### Ejercicio
Di si cada afirmación concuerda con el texto sobre César Iván Feris Iglesias. Contesta sí o no y cita literalmente las palabras del texto que lo deciden.
1. Obtuvo el doctorado en la Universidad de los Estudios de Roma.
2. Restauró el convento y la Iglesia de los franciscanos.
3. Su trabajo como interiorista y paisajista se limitó a casas de la capital.

### Fragmento

----

Realidad y fantasía
Una calle para un ciudadano insigne
Solo resta resignarnos a la falta de tan insigne ciudadano y pedirle, a una voz, al Ayuntamiento que una calle de su amada ciudad colonial lleve su nombre.
Todos estos días han sido de pesadumbre. Cuando un ser especial, carismático y atractivo, por su modo de ser y actuar, deja este mundo, queda una sensación de vacío y desesperanza.
Hay que conformarse con la voluntad de Dios, pero es muy difícil resignarse a no volver a ver ni tratar a tan singular personaje.
César Iván Feris Iglesias tocó muchas vidas en su andar por la tierra. Se dedicó a la arquitectura como profesión, pero, no contento con esto, se especializó en restauración de monumentos en el programa que la UESCO tenía en la Universidad de los Estudios de Roma.
Allí mismo se doctoró en su profesión. Su inquietud intelectual lo llevó a tomar cursos de arte bizantino, de paisajismo y de interiorismo.
Al llegar al país, con su bagaje intelectual a cuestas, descolló fácilmente entre los arquitectos de su época.
Además de dedicarse a su profesión, dio clases por largos años en la Universidad Pedro Henríquez Ureña. Generaciones de estudiantes atestiguan su forma de enseñanza, simpatía y carisma sin igual.
Su inquietud social lo llevó a fundar, junto con la Iglesia católica, una universidad dedicada a aquellos que durante el día trabajan para ganarse el sustento, pero tienen aspiraciones de progresar. De allí surgió la Universidad Católica Santo Domingo, con varias carreras dirigidas a aquella clase social que por sus medios no podían costear una universidad cara, ni tampoco tenían tiempo durante el día para acudir a clases.
Fue su rector durante un periodo de tiempo, y hoy en día se distingue por estar a la vanguardia en carreras útiles para nuestro mundo de avanzada.
Su amor por los numerosos palacios y mansiones, construidas por los españoles durante la colonia, lo llevó a proceder con la restauración de una de las joyas más preciosas del conjunto: el convento y la Iglesia de los dominicos. Con infinito cuidado y respetando todas y cada una de las viejas piedras, logró restaurar y poner en valor aquella joya, símbolo del poderío y la laboriosidad de los antiguos canteros y quienes los dirigían.
Numerosísimas casas de gente adinerada fueron objeto de su faceta como interiorista y paisajista, no solo en la capital, sino en el interior. Era un hombre multifacético, con un empuje y un amor por el trabajo envidiables.
Esto no le impedía colaborar con cuanto se tratara de ayudar al prójimo. Así se puso al frente de la Pastoral de la Salud, obra de la Iglesia católica, para brindar medicinas a quien las necesitara.

----

Datos guardados

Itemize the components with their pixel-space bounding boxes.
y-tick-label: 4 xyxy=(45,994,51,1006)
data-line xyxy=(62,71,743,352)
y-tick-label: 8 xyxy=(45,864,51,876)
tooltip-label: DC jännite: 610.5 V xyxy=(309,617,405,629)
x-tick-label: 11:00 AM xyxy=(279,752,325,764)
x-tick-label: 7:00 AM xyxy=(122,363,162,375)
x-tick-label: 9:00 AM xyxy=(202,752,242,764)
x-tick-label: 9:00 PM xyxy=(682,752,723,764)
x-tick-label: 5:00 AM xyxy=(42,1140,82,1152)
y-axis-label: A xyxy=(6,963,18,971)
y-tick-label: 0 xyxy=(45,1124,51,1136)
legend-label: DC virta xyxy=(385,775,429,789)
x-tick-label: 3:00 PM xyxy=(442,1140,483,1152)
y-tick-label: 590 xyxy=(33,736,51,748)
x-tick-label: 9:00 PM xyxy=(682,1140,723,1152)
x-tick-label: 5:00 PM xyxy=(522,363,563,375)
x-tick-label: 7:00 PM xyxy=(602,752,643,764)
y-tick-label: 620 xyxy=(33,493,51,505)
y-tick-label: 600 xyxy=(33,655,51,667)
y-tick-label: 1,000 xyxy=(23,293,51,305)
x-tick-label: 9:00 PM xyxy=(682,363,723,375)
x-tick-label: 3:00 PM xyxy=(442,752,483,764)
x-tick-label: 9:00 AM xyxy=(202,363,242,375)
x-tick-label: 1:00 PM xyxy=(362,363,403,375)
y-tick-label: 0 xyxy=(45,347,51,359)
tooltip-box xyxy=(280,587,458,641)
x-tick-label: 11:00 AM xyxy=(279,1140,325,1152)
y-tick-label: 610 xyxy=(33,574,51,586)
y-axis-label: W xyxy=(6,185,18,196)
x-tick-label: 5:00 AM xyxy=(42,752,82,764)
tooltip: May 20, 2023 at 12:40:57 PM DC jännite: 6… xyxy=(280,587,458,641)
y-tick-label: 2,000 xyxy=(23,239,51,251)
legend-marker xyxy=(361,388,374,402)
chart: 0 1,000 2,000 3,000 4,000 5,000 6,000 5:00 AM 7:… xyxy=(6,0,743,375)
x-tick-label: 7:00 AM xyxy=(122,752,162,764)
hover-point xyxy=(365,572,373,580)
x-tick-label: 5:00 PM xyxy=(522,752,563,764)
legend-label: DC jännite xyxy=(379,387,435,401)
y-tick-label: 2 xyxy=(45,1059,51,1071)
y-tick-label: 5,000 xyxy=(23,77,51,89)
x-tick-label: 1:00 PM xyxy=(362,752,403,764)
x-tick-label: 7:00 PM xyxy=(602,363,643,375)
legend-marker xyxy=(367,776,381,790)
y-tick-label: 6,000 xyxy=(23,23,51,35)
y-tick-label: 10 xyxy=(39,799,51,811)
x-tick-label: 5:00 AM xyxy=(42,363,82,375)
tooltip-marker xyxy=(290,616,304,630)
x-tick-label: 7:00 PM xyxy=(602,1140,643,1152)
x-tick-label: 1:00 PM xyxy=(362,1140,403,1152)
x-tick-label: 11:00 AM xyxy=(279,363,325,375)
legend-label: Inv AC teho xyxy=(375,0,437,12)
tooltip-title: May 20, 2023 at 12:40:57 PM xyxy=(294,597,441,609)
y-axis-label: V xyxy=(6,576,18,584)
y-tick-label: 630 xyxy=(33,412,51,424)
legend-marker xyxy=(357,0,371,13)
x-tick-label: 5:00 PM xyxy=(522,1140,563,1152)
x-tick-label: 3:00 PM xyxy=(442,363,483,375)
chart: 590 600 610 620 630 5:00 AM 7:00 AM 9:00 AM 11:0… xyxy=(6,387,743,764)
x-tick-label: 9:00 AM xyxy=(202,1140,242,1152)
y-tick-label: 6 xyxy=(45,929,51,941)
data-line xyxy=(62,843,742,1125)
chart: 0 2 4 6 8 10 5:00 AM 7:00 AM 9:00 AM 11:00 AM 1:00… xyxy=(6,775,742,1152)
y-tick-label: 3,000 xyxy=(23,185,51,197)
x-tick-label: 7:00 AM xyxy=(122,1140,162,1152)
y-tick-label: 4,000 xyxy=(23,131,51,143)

----

### Respuesta
1. Sí: «Allí mismo se doctoró en su profesión.»
2. No: «el convento y la Iglesia de los dominicos»
3. No: «no solo en la capital, sino en el interior»